▸ **Task inputs**
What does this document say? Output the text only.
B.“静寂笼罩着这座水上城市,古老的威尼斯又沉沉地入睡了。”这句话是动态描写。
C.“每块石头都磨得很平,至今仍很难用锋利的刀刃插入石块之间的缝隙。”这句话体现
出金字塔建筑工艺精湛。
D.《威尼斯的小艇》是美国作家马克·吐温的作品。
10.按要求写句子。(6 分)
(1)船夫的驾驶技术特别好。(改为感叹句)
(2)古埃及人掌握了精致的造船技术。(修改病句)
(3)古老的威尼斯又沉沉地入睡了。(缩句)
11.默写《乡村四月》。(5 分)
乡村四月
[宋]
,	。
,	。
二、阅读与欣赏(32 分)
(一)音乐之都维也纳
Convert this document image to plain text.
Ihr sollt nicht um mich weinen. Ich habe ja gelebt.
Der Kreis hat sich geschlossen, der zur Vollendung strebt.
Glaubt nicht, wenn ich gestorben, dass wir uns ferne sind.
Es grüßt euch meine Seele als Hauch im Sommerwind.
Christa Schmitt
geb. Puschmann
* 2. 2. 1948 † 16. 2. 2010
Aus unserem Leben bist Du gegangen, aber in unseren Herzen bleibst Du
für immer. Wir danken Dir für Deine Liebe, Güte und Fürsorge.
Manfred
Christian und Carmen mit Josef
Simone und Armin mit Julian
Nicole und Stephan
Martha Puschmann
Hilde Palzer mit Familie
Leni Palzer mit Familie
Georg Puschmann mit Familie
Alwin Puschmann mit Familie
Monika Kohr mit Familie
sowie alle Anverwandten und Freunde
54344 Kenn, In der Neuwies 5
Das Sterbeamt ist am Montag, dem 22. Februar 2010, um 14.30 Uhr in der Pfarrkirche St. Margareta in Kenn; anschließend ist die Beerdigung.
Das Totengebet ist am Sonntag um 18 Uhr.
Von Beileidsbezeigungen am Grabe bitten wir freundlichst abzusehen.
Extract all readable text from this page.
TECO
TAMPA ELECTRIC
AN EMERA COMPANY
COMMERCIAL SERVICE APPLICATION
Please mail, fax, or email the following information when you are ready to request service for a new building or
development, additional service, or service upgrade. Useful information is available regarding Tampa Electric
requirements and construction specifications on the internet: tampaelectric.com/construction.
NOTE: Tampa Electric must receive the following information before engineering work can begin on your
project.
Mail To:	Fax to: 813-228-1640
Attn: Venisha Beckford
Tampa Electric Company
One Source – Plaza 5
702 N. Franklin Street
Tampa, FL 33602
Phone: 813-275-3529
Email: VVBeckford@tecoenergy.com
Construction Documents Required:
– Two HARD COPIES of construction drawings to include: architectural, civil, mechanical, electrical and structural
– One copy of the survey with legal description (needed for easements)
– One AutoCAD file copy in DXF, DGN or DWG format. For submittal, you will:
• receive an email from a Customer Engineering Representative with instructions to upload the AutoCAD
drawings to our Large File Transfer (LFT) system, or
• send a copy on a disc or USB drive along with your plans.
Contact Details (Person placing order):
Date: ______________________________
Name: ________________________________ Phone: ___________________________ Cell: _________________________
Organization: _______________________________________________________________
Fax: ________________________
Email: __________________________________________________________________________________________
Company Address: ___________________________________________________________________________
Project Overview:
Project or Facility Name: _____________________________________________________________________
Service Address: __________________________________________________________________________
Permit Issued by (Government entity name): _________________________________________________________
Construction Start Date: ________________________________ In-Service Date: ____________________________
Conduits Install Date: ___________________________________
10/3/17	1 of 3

▸ **What you will do**
From the records, copy every line that has the string "text" in it.

▸ **Answer below**
What does this document say? Output the text only.
Convert this document image to plain text.
Extract all readable text from this page.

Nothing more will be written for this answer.